→ Task details
Output the material exactly, line by line.

→ Data for this task

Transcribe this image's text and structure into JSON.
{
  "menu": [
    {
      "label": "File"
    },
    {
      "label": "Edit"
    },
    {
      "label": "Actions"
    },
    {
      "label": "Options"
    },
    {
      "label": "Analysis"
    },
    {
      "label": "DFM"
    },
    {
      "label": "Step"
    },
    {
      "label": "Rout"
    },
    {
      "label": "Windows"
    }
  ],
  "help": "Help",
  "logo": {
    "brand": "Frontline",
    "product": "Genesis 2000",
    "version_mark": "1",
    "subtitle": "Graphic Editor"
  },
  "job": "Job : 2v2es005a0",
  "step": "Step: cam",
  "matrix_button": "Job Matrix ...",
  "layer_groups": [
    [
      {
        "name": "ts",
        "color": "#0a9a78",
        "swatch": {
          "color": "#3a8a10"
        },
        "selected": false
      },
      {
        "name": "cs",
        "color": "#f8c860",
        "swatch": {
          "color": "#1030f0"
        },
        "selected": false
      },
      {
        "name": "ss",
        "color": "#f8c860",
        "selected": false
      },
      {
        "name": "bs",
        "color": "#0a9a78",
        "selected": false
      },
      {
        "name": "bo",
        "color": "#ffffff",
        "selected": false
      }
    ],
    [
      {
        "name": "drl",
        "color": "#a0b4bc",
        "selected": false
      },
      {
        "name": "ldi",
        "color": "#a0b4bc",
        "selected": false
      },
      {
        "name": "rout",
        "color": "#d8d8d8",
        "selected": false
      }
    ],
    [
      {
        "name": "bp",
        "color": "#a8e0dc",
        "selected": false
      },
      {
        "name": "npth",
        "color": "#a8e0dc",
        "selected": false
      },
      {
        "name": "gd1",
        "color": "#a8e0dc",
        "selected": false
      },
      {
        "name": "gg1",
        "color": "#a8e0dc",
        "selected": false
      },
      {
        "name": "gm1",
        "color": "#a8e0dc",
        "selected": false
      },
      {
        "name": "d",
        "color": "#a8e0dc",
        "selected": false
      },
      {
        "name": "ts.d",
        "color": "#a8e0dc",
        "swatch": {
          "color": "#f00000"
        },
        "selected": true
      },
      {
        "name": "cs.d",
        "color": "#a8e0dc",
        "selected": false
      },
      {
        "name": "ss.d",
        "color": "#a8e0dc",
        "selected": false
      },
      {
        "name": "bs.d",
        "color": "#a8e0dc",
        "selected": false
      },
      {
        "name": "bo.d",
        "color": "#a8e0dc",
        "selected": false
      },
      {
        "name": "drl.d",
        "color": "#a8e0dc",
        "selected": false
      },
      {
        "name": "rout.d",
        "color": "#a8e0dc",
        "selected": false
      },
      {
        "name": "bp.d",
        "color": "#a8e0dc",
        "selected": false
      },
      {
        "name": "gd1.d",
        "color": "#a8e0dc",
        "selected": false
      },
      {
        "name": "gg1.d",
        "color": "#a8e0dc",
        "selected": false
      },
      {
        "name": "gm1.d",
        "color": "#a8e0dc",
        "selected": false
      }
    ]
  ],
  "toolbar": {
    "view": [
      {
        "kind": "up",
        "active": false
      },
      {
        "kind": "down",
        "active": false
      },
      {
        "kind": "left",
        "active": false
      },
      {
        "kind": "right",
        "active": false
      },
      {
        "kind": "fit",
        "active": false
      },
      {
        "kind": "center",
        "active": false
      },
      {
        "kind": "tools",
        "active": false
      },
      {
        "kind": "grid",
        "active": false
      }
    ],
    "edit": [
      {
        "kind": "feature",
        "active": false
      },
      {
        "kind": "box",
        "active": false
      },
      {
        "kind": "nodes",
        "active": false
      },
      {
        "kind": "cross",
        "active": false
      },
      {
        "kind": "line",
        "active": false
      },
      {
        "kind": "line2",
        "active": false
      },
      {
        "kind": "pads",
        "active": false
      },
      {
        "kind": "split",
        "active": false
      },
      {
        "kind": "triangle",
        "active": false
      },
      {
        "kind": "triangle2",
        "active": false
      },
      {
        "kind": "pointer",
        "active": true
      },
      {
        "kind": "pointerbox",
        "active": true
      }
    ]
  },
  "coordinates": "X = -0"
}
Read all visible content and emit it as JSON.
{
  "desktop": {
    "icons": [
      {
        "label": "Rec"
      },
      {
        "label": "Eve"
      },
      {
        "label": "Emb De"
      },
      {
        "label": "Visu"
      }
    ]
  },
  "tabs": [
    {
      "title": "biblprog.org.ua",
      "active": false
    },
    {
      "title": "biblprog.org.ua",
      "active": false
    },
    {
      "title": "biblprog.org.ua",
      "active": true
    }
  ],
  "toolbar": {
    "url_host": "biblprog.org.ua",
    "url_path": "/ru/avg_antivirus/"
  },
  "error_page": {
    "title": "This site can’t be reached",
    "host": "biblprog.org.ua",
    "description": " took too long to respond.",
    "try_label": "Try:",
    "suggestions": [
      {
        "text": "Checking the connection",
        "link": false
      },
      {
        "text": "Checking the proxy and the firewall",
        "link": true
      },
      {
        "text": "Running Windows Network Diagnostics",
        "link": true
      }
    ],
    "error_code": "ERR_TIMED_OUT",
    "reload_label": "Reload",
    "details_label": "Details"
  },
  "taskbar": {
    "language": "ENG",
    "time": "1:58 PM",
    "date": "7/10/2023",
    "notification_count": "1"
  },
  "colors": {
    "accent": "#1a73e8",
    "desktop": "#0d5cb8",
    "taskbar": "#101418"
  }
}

→ Your solution
Transcribe this image's text and structure into JSON.
{
  "menu": [
    {
      "label": "File"
    },
    {
      "label": "Edit"
    },
    {
      "label": "Actions"
    },
    {
      "label": "Options"
    },
    {
      "label": "Analysis"
    },
    {
      "label": "DFM"
    },
    {
      "label": "Step"
    },
    {
      "label": "Rout"
    },
    {
      "label": "Windows"
    }
  ],
  "help": "Help",
  "logo": {
    "brand": "Frontline",
    "product": "Genesis 2000",
    "version_mark": "1",
    "subtitle": "Graphic Editor"
  },
  "job": "Job : 2v2es005a0",
  "step": "Step: cam",
  "matrix_button": "Job Matrix ...",
  "layer_groups": [
    [
      {
        "name": "ts",
        "color": "#0a9a78",
        "swatch": {
          "color": "#3a8a10"
        },
        "selected": false
      },
      {
        "name": "cs",
        "color": "#f8c860",
        "swatch": {
          "color": "#1030f0"
        },
        "selected": false
      },
      {
        "name": "ss",
        "color": "#f8c860",
        "selected": false
      },
      {
        "name": "bs",
        "color": "#0a9a78",
        "selected": false
      },
      {
        "name": "bo",
        "color": "#ffffff",
        "selected": false
      }
    ],
    [
      {
        "name": "drl",
        "color": "#a0b4bc",
        "selected": false
      },
      {
        "name": "ldi",
        "color": "#a0b4bc",
        "selected": false
      },
      {
        "name": "rout",
        "color": "#d8d8d8",
        "selected": false
      }
    ],
    [
      {
        "name": "bp",
        "color": "#a8e0dc",
        "selected": false
      },
      {
        "name": "npth",
        "color": "#a8e0dc",
        "selected": false
      },
      {
        "name": "gd1",
        "color": "#a8e0dc",
        "selected": false
      },
      {
        "name": "gg1",
        "color": "#a8e0dc",
        "selected": false
      },
      {
        "name": "gm1",
        "color": "#a8e0dc",
        "selected": false
      },
      {
        "name": "d",
        "color": "#a8e0dc",
        "selected": false
      },
      {
        "name": "ts.d",
        "color": "#a8e0dc",
        "swatch": {
          "color": "#f00000"
        },
        "selected": true
      },
      {
        "name": "cs.d",
        "color": "#a8e0dc",
        "selected": false
      },
      {
        "name": "ss.d",
        "color": "#a8e0dc",
        "selected": false
      },
      {
        "name": "bs.d",
        "color": "#a8e0dc",
        "selected": false
      },
      {
        "name": "bo.d",
        "color": "#a8e0dc",
        "selected": false
      },
      {
        "name": "drl.d",
        "color": "#a8e0dc",
        "selected": false
      },
      {
        "name": "rout.d",
        "color": "#a8e0dc",
        "selected": false
      },
      {
        "name": "bp.d",
        "color": "#a8e0dc",
        "selected": false
      },
      {
        "name": "gd1.d",
        "color": "#a8e0dc",
        "selected": false
      },
      {
        "name": "gg1.d",
        "color": "#a8e0dc",
        "selected": false
      },
      {
        "name": "gm1.d",
        "color": "#a8e0dc",
        "selected": false
      }
    ]
  ],
  "toolbar": {
    "view": [
      {
        "kind": "up",
        "active": false
      },
      {
        "kind": "down",
        "active": false
      },
      {
        "kind": "left",
        "active": false
      },
      {
        "kind": "right",
        "active": false
      },
      {
        "kind": "fit",
        "active": false
      },
      {
        "kind": "center",
        "active": false
      },
      {
        "kind": "tools",
        "active": false
      },
      {
        "kind": "grid",
        "active": false
      }
    ],
    "edit": [
      {
        "kind": "feature",
        "active": false
      },
      {
        "kind": "box",
        "active": false
      },
      {
        "kind": "nodes",
        "active": false
      },
      {
        "kind": "cross",
        "active": false
      },
      {
        "kind": "line",
        "active": false
      },
      {
        "kind": "line2",
        "active": false
      },
      {
        "kind": "pads",
        "active": false
      },
      {
        "kind": "split",
        "active": false
      },
      {
        "kind": "triangle",
        "active": false
      },
      {
        "kind": "triangle2",
        "active": false
      },
      {
        "kind": "pointer",
        "active": true
      },
      {
        "kind": "pointerbox",
        "active": true
      }
    ]
  },
  "coordinates": "X = -0"
}
Read all visible content and emit it as JSON.
{
  "desktop": {
    "icons": [
      {
        "label": "Rec"
      },
      {
        "label": "Eve"
      },
      {
        "label": "Emb De"
      },
      {
        "label": "Visu"
      }
    ]
  },
  "tabs": [
    {
      "title": "biblprog.org.ua",
      "active": false
    },
    {
      "title": "biblprog.org.ua",
      "active": false
    },
    {
      "title": "biblprog.org.ua",
      "active": true
    }
  ],
  "toolbar": {
    "url_host": "biblprog.org.ua",
    "url_path": "/ru/avg_antivirus/"
  },
  "error_page": {
    "title": "This site can’t be reached",
    "host": "biblprog.org.ua",
    "description": " took too long to respond.",
    "try_label": "Try:",
    "suggestions": [
      {
        "text": "Checking the connection",
        "link": false
      },
      {
        "text": "Checking the proxy and the firewall",
        "link": true
      },
      {
        "text": "Running Windows Network Diagnostics",
        "link": true
      }
    ],
    "error_code": "ERR_TIMED_OUT",
    "reload_label": "Reload",
    "details_label": "Details"
  },
  "taskbar": {
    "language": "ENG",
    "time": "1:58 PM",
    "date": "7/10/2023",
    "notification_count": "1"
  },
  "colors": {
    "accent": "#1a73e8",
    "desktop": "#0d5cb8",
    "taskbar": "#101418"
  }
}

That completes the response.